── Data entries ──
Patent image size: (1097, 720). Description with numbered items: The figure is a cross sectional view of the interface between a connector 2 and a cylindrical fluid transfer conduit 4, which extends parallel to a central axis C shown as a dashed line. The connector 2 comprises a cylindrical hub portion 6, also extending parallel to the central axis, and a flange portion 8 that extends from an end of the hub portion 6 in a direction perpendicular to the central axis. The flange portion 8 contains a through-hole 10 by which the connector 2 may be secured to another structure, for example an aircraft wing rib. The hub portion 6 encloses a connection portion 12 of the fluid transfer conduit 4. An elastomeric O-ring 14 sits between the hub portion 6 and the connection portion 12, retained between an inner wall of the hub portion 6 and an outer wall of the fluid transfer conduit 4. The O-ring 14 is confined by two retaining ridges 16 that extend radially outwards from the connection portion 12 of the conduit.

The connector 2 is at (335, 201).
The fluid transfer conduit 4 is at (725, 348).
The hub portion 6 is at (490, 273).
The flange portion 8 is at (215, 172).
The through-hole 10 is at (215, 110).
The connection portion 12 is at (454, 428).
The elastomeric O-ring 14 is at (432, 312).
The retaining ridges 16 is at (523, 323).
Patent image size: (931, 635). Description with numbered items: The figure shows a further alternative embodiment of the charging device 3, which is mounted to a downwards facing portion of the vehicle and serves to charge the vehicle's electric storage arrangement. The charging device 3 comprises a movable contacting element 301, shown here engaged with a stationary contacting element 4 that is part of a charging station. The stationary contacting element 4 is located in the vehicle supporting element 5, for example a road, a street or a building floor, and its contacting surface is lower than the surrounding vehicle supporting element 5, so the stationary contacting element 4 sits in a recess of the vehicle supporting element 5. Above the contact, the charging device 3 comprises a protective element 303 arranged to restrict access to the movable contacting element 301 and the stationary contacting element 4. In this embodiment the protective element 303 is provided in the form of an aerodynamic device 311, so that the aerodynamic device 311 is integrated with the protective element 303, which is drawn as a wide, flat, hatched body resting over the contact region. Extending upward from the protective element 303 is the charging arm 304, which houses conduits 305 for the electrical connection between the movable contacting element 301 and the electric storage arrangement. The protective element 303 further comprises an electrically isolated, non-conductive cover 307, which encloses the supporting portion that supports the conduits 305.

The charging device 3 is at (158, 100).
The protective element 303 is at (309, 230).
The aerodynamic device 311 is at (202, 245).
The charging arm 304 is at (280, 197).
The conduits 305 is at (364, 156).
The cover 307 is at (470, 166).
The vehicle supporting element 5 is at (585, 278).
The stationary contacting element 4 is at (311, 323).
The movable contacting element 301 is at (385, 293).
───
Task statement
Rewrite the material with every "Patent image size" changed to "Drawing dimensions", leaving all other wording as it stands.

Result of this exercise
Drawing dimensions: (1097, 720). Description with numbered items: The figure is a cross sectional view of the interface between a connector 2 and a cylindrical fluid transfer conduit 4, which extends parallel to a central axis C shown as a dashed line. The connector 2 comprises a cylindrical hub portion 6, also extending parallel to the central axis, and a flange portion 8 that extends from an end of the hub portion 6 in a direction perpendicular to the central axis. The flange portion 8 contains a through-hole 10 by which the connector 2 may be secured to another structure, for example an aircraft wing rib. The hub portion 6 encloses a connection portion 12 of the fluid transfer conduit 4. An elastomeric O-ring 14 sits between the hub portion 6 and the connection portion 12, retained between an inner wall of the hub portion 6 and an outer wall of the fluid transfer conduit 4. The O-ring 14 is confined by two retaining ridges 16 that extend radially outwards from the connection portion 12 of the conduit.

The connector 2 is at (335, 201).
The fluid transfer conduit 4 is at (725, 348).
The hub portion 6 is at (490, 273).
The flange portion 8 is at (215, 172).
The through-hole 10 is at (215, 110).
The connection portion 12 is at (454, 428).
The elastomeric O-ring 14 is at (432, 312).
The retaining ridges 16 is at (523, 323).
Drawing dimensions: (931, 635). Description with numbered items: The figure shows a further alternative embodiment of the charging device 3, which is mounted to a downwards facing portion of the vehicle and serves to charge the vehicle's electric storage arrangement. The charging device 3 comprises a movable contacting element 301, shown here engaged with a stationary contacting element 4 that is part of a charging station. The stationary contacting element 4 is located in the vehicle supporting element 5, for example a road, a street or a building floor, and its contacting surface is lower than the surrounding vehicle supporting element 5, so the stationary contacting element 4 sits in a recess of the vehicle supporting element 5. Above the contact, the charging device 3 comprises a protective element 303 arranged to restrict access to the movable contacting element 301 and the stationary contacting element 4. In this embodiment the protective element 303 is provided in the form of an aerodynamic device 311, so that the aerodynamic device 311 is integrated with the protective element 303, which is drawn as a wide, flat, hatched body resting over the contact region. Extending upward from the protective element 303 is the charging arm 304, which houses conduits 305 for the electrical connection between the movable contacting element 301 and the electric storage arrangement. The protective element 303 further comprises an electrically isolated, non-conductive cover 307, which encloses the supporting portion that supports the conduits 305.

The charging device 3 is at (158, 100).
The protective element 303 is at (309, 230).
The aerodynamic device 311 is at (202, 245).
The charging arm 304 is at (280, 197).
The conduits 305 is at (364, 156).
The cover 307 is at (470, 166).
The vehicle supporting element 5 is at (585, 278).
The stationary contacting element 4 is at (311, 323).
The movable contacting element 301 is at (385, 293).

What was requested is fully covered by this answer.